Directions for this task =>
Recast the data starting with the line that contains "Enumerate the UI" and going on through the line that contains "1106, 980, 1136]" as a two-column CSV headed text and answer, with one row per text-and-answer pair. Put each field in quotes, turn line breaks into spaces, and leave out the pictures.

Supplied records =>
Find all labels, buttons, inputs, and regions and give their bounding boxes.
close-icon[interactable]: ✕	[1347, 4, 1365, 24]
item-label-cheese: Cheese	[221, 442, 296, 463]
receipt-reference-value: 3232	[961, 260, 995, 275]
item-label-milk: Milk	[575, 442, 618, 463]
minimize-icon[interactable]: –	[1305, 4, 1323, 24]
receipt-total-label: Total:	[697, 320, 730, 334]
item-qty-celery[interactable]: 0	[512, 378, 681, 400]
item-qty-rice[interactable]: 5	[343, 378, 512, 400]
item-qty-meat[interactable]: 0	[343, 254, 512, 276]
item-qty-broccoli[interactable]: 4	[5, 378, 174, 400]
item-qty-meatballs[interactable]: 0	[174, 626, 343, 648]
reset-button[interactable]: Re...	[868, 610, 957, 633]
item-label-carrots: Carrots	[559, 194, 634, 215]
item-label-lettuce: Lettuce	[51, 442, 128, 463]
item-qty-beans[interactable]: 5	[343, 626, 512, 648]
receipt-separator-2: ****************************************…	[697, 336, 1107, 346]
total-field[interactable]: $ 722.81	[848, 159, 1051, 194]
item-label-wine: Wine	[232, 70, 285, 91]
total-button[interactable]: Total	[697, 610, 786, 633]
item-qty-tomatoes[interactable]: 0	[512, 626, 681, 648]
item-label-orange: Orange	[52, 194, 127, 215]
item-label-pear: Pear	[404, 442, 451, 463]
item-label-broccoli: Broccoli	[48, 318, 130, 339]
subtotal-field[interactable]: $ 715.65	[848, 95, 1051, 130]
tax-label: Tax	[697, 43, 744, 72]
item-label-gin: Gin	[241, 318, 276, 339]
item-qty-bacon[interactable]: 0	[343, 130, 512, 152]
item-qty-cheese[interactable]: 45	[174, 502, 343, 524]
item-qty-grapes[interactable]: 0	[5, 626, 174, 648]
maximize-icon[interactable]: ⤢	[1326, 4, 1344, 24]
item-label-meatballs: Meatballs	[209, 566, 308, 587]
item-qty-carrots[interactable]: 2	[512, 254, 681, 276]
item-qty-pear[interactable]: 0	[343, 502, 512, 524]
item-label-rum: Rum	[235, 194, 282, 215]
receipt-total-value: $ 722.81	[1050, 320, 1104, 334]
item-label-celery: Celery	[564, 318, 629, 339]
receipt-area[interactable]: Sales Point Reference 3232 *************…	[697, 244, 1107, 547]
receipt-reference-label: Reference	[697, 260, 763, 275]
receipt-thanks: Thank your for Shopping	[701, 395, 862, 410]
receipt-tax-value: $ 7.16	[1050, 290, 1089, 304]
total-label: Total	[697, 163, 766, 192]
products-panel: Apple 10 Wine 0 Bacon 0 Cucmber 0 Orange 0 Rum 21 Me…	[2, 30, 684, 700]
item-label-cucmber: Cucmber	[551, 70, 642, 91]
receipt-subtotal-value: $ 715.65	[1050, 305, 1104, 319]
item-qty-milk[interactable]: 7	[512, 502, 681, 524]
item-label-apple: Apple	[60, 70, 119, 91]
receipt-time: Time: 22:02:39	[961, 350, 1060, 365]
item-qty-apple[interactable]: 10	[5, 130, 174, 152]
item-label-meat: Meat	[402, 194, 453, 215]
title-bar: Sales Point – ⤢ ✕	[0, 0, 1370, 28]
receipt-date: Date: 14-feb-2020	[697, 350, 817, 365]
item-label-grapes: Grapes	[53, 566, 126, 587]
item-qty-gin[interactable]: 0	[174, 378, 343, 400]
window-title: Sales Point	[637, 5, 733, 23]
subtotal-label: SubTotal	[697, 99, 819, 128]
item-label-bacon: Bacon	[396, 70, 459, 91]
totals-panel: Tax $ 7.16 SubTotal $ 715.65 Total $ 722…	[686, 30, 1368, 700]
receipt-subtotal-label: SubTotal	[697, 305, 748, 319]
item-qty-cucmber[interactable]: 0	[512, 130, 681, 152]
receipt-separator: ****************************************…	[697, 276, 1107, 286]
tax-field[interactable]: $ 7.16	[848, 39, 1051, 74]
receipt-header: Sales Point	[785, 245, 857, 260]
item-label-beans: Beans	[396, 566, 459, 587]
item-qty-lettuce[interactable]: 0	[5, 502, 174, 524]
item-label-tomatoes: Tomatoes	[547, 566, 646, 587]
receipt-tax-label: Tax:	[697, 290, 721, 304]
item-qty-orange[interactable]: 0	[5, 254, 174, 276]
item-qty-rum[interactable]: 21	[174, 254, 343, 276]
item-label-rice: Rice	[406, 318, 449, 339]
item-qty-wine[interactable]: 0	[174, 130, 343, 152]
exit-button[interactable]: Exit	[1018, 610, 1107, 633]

* * *

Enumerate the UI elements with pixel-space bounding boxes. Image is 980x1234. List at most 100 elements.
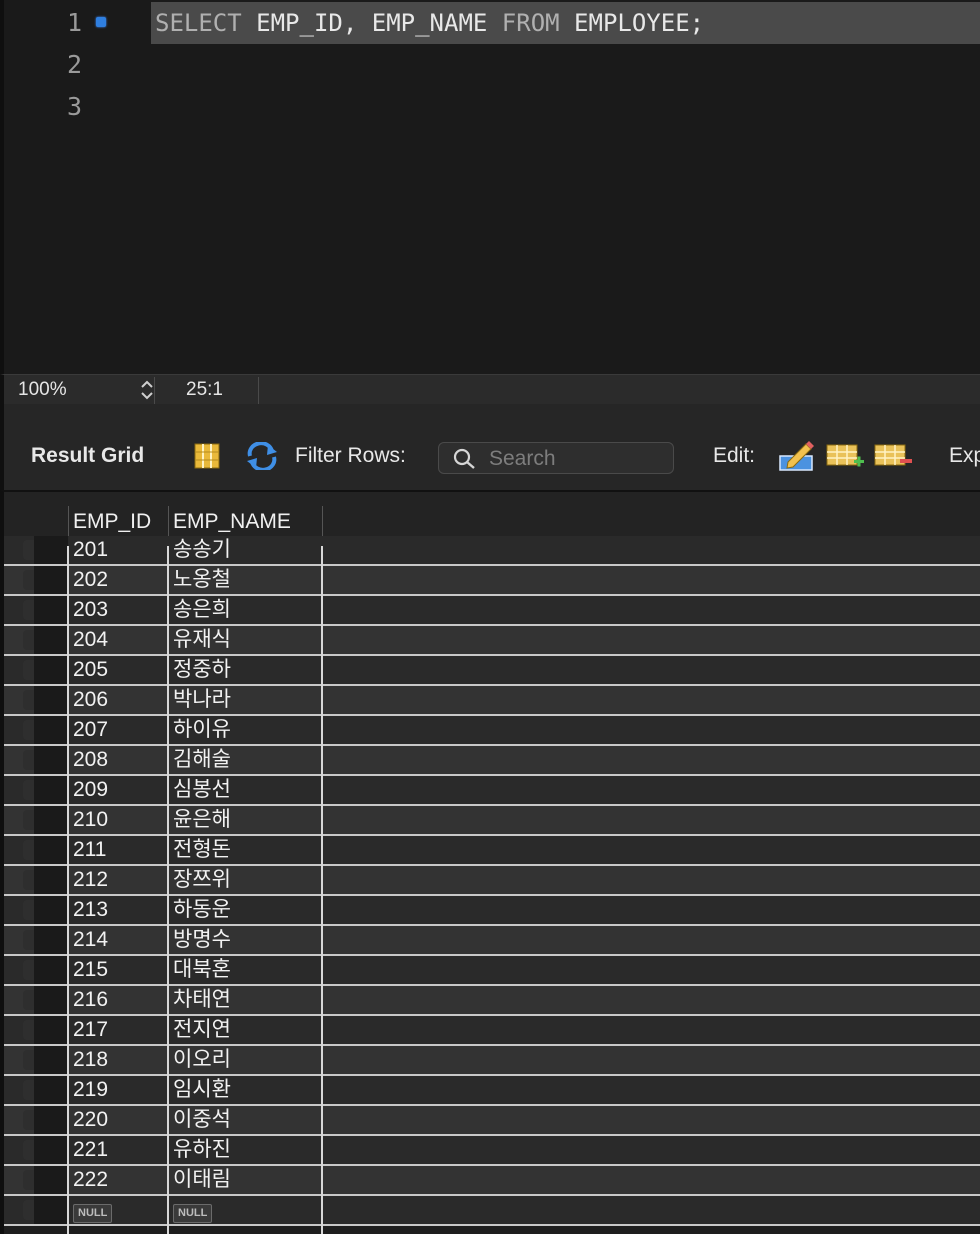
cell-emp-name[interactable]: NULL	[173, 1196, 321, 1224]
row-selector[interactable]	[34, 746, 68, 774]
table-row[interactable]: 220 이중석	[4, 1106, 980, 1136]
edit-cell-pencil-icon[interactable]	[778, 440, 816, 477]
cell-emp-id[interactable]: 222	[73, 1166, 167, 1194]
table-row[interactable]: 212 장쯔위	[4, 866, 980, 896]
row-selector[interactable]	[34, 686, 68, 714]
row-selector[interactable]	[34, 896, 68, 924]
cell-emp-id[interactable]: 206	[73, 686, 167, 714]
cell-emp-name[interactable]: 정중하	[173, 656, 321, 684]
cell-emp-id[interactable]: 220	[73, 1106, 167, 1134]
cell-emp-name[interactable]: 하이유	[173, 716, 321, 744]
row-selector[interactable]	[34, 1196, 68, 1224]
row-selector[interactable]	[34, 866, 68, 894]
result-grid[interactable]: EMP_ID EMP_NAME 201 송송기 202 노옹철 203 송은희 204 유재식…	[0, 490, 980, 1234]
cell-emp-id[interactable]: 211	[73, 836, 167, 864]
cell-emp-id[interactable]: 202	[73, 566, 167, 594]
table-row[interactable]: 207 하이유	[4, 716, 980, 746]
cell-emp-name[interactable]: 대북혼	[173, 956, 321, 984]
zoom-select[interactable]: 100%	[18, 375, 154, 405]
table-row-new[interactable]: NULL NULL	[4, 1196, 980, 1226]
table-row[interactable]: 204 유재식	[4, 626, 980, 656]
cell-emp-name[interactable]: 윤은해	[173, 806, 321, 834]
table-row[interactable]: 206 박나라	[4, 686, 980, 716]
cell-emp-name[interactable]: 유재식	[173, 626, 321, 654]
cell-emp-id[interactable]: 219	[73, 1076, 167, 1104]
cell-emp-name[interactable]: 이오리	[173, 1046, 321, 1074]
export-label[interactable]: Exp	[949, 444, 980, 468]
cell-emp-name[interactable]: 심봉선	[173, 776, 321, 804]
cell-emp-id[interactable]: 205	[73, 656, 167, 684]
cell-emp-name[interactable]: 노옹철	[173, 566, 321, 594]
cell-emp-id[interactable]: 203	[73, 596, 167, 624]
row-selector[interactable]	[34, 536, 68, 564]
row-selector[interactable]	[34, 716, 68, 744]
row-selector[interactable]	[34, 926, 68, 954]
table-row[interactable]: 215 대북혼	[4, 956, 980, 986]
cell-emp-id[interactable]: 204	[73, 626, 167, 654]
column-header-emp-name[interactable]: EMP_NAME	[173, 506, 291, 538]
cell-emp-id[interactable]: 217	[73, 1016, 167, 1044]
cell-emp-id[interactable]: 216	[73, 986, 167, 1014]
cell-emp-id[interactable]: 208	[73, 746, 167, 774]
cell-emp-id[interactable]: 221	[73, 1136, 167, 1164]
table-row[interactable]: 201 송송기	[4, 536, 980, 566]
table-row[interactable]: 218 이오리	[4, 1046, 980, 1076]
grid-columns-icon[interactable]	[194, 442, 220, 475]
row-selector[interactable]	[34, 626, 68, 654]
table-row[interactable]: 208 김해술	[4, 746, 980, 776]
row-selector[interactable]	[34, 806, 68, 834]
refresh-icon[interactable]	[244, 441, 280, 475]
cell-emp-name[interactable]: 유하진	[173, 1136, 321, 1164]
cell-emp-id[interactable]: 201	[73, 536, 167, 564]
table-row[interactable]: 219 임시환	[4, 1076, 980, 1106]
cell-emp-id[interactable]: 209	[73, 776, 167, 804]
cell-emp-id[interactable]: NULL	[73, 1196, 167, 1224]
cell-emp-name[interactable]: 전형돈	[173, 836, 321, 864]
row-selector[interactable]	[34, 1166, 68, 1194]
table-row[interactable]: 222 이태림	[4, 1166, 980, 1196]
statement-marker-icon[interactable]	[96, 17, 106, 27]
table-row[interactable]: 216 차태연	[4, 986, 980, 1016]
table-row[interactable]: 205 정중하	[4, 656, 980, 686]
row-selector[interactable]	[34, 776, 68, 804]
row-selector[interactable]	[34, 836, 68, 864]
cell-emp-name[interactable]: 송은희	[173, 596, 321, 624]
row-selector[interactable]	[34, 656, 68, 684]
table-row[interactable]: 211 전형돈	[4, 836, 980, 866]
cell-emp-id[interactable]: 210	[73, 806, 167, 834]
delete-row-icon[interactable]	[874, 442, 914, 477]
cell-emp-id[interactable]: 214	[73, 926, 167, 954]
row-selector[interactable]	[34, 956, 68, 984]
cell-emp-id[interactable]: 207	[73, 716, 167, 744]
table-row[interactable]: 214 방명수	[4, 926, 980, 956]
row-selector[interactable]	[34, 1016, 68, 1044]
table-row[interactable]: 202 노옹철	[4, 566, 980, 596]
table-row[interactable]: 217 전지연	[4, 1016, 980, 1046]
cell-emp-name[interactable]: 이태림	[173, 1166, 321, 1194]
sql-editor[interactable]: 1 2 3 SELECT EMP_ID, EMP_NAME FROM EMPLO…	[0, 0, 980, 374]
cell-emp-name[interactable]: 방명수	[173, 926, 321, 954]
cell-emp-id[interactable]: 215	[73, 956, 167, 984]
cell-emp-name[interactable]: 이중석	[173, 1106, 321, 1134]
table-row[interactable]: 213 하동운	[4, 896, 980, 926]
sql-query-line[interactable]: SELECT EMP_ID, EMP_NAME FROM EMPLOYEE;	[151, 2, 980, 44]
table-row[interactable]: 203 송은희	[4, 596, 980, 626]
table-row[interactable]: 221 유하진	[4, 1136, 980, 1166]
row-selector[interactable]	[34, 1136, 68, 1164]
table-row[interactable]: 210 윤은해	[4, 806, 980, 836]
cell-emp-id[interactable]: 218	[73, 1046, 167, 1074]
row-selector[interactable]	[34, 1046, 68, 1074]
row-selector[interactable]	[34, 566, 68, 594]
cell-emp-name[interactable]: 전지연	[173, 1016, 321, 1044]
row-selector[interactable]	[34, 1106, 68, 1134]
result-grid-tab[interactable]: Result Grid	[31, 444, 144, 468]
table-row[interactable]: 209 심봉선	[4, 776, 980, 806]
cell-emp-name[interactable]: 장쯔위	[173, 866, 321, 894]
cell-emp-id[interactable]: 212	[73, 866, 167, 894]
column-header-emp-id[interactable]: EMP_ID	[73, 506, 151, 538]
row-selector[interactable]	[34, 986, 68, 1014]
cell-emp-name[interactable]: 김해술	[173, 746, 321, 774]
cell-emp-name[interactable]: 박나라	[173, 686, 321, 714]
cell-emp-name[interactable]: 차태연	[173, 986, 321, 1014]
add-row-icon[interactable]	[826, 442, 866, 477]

* * *

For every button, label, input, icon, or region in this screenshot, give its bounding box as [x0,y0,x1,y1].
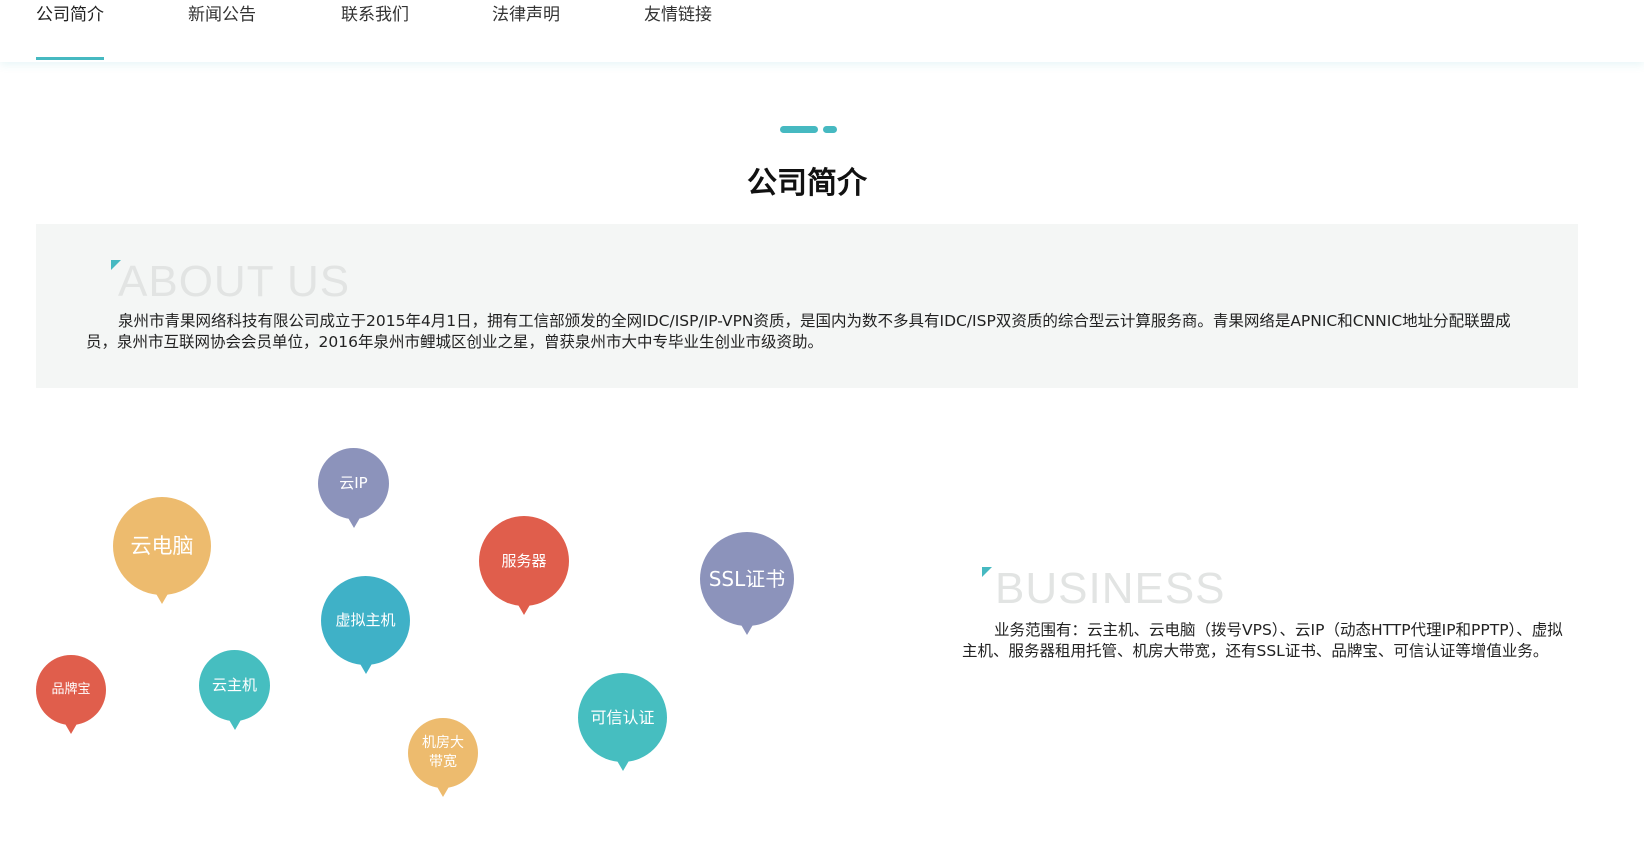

Full solution =>
text,answer
"Enumerate the UI elements with pixel-space bounding boxes. Image is 980x1234. List at most 100 elements.","cell-emp-name[interactable]: NULL	[173, 1196, 321, 1224] row-selector[interactable]	[34, 746, 68, 774] table-row[interactable]: 220 이중석	[4, 1106, 980, 1136]"